__The exercise__.
Write out, exactly as they appear, only the lines running from the line with "Extract the chart's" to the final line of the listing; include both.

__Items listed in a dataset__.
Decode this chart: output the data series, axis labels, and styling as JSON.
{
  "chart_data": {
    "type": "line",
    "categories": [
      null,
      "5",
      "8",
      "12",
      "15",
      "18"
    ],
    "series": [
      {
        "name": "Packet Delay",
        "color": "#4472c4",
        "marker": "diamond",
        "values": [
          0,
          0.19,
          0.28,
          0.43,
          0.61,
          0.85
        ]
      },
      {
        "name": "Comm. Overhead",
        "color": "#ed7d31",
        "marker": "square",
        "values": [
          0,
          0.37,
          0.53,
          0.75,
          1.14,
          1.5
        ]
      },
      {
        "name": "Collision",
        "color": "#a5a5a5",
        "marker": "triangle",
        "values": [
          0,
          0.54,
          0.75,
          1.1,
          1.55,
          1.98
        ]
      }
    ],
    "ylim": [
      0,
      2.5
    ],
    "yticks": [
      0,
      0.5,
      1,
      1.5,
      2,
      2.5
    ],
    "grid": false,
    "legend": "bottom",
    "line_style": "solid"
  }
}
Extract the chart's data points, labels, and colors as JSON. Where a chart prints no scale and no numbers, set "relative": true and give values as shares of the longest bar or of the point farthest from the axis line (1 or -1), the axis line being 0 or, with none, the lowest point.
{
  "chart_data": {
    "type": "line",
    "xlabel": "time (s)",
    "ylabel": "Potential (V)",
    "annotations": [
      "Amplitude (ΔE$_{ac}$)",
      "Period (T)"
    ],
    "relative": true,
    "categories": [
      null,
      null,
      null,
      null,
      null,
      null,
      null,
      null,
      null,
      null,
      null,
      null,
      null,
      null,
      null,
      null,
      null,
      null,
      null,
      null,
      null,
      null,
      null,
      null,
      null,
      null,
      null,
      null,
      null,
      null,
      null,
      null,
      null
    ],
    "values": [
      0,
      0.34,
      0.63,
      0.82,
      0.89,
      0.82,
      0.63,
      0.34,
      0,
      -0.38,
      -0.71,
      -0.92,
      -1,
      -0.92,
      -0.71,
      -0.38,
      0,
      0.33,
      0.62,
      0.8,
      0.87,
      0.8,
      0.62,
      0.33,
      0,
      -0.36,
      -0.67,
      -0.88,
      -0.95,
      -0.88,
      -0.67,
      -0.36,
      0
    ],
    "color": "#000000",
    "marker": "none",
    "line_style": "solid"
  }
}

__Output of the exercise__.
Extract the chart's data points, labels, and colors as JSON. Where a chart prints no scale and no numbers, set "relative": true and give values as shares of the longest bar or of the point farthest from the axis line (1 or -1), the axis line being 0 or, with none, the lowest point.
{
  "chart_data": {
    "type": "line",
    "xlabel": "time (s)",
    "ylabel": "Potential (V)",
    "annotations": [
      "Amplitude (ΔE$_{ac}$)",
      "Period (T)"
    ],
    "relative": true,
    "categories": [
      null,
      null,
      null,
      null,
      null,
      null,
      null,
      null,
      null,
      null,
      null,
      null,
      null,
      null,
      null,
      null,
      null,
      null,
      null,
      null,
      null,
      null,
      null,
      null,
      null,
      null,
      null,
      null,
      null,
      null,
      null,
      null,
      null
    ],
    "values": [
      0,
      0.34,
      0.63,
      0.82,
      0.89,
      0.82,
      0.63,
      0.34,
      0,
      -0.38,
      -0.71,
      -0.92,
      -1,
      -0.92,
      -0.71,
      -0.38,
      0,
      0.33,
      0.62,
      0.8,
      0.87,
      0.8,
      0.62,
      0.33,
      0,
      -0.36,
      -0.67,
      -0.88,
      -0.95,
      -0.88,
      -0.67,
      -0.36,
      0
    ],
    "color": "#000000",
    "marker": "none",
    "line_style": "solid"
  }
}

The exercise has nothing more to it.